=== Given task ===
From the entries below, copy every line holding the word "GOES".
__________
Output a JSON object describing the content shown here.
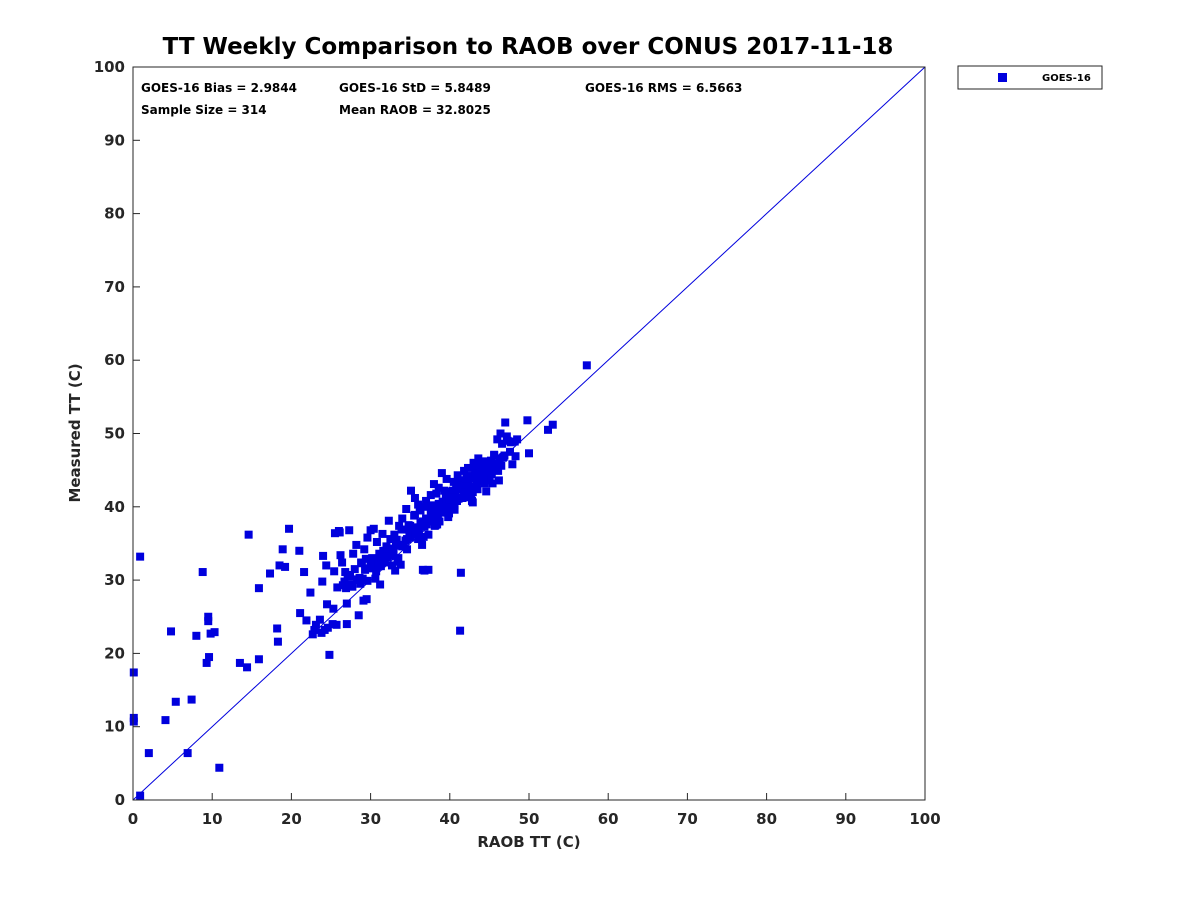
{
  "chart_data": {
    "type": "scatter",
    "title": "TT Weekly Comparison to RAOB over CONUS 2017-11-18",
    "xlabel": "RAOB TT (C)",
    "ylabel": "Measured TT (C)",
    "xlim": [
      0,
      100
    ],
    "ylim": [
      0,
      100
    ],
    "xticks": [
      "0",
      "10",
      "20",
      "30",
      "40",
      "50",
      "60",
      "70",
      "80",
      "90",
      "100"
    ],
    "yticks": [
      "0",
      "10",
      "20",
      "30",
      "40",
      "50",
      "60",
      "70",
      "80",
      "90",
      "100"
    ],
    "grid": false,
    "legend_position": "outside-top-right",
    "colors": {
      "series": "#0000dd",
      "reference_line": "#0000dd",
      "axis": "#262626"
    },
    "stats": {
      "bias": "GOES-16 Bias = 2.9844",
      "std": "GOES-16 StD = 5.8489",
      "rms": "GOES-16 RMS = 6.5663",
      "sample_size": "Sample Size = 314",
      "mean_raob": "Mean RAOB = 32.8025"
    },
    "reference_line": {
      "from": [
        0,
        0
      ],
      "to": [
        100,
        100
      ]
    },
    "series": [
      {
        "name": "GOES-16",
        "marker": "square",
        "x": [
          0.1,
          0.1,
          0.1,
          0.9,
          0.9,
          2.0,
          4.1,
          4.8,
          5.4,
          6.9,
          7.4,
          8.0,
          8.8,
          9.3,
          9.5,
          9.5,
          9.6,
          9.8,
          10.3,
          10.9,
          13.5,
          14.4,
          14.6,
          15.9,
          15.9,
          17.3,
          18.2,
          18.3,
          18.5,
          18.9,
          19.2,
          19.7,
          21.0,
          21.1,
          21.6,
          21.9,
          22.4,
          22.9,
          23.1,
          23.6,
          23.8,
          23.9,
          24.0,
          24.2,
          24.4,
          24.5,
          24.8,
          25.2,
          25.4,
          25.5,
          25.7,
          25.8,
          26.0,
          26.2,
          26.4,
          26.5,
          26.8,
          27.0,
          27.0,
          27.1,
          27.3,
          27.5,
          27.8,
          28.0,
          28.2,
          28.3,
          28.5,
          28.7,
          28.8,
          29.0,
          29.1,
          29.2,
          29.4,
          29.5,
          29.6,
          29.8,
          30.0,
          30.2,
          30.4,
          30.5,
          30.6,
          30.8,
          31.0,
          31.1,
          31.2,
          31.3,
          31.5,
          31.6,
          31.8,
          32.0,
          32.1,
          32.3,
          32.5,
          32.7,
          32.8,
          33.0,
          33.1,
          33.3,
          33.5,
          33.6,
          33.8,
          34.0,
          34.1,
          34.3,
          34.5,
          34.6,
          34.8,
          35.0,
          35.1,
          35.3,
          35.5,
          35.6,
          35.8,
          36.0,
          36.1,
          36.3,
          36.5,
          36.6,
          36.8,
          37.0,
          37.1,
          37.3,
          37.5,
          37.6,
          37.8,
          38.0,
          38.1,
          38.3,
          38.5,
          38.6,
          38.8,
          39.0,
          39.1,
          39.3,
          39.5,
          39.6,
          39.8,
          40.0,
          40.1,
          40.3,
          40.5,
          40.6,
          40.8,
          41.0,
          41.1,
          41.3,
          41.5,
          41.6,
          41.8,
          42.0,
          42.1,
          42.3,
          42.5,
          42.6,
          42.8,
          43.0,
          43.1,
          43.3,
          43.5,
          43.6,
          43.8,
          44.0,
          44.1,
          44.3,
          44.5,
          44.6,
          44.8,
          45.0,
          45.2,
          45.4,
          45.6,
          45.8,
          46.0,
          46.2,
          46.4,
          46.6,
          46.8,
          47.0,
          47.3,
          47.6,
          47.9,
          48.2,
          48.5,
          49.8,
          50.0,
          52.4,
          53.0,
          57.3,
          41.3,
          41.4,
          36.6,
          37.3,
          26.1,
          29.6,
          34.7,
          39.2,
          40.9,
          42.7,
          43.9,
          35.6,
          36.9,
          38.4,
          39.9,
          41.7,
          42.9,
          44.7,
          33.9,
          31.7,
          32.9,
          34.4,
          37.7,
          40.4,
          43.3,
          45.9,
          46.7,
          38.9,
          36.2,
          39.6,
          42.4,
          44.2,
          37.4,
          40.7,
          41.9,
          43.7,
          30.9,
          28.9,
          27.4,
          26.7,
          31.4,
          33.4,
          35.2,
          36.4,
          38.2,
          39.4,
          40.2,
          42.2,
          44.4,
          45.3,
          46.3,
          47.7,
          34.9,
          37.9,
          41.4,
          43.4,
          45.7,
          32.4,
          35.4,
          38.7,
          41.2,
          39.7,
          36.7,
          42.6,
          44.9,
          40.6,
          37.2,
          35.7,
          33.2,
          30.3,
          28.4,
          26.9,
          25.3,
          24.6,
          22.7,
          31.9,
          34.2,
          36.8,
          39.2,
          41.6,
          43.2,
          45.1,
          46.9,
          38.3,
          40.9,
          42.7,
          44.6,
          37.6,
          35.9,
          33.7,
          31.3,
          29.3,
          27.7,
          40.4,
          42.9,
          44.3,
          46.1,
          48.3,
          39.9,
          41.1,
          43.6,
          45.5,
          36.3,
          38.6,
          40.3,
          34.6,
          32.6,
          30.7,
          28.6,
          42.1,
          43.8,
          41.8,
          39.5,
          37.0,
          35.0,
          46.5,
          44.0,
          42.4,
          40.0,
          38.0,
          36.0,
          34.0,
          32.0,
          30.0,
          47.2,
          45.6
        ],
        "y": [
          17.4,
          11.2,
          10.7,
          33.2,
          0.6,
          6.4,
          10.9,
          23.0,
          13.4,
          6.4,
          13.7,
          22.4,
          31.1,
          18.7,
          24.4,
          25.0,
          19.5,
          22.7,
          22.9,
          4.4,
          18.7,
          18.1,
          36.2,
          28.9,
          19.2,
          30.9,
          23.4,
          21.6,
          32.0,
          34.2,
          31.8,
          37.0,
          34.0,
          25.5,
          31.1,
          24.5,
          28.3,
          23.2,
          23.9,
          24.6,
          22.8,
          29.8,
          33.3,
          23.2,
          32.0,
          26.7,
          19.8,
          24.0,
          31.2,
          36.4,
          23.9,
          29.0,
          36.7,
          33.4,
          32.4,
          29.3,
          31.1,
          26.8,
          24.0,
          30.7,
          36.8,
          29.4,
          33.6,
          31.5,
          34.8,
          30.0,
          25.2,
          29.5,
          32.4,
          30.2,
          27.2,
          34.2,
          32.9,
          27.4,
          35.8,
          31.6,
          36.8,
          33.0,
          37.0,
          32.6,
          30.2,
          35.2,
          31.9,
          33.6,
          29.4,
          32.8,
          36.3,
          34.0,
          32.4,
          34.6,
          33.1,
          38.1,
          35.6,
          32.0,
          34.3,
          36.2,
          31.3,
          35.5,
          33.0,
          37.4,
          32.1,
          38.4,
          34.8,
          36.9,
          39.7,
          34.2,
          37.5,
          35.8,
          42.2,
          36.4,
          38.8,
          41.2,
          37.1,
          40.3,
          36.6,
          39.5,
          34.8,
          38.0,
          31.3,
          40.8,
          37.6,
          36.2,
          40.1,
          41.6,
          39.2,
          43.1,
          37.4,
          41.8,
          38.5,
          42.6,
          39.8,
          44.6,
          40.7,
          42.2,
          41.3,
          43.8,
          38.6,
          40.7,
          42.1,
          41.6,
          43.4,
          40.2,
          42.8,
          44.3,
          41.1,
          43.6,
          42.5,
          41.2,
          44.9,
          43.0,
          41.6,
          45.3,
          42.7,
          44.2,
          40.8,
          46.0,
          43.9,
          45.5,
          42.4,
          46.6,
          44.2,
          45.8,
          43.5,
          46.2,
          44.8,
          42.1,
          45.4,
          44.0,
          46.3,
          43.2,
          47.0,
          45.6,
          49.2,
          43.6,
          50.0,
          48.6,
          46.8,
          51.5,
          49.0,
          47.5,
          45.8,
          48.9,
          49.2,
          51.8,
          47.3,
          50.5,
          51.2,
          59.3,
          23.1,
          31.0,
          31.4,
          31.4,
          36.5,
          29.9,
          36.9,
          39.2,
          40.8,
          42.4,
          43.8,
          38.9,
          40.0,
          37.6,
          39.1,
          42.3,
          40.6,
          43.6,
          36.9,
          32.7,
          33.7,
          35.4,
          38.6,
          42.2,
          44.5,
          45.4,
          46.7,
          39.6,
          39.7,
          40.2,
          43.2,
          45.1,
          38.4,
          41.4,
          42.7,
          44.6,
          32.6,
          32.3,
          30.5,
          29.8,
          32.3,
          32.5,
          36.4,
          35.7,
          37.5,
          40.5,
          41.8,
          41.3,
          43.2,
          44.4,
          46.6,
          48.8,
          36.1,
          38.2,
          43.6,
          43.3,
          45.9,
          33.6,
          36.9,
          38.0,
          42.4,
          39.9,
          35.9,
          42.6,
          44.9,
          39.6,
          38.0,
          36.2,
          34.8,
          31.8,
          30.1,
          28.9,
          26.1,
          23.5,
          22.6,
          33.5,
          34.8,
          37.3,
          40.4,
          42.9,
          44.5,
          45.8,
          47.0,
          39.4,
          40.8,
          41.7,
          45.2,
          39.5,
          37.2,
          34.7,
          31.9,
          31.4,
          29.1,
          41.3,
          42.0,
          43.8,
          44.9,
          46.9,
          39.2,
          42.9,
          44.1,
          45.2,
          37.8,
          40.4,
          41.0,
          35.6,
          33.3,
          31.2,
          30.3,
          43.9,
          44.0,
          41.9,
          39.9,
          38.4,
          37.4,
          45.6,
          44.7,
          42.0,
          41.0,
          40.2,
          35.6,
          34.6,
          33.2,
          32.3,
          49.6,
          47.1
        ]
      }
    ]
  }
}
__________
=== Task response ===
      "bias": "GOES-16 Bias = 2.9844",
      "std": "GOES-16 StD = 5.8489",
      "rms": "GOES-16 RMS = 6.5663",
        "name": "GOES-16",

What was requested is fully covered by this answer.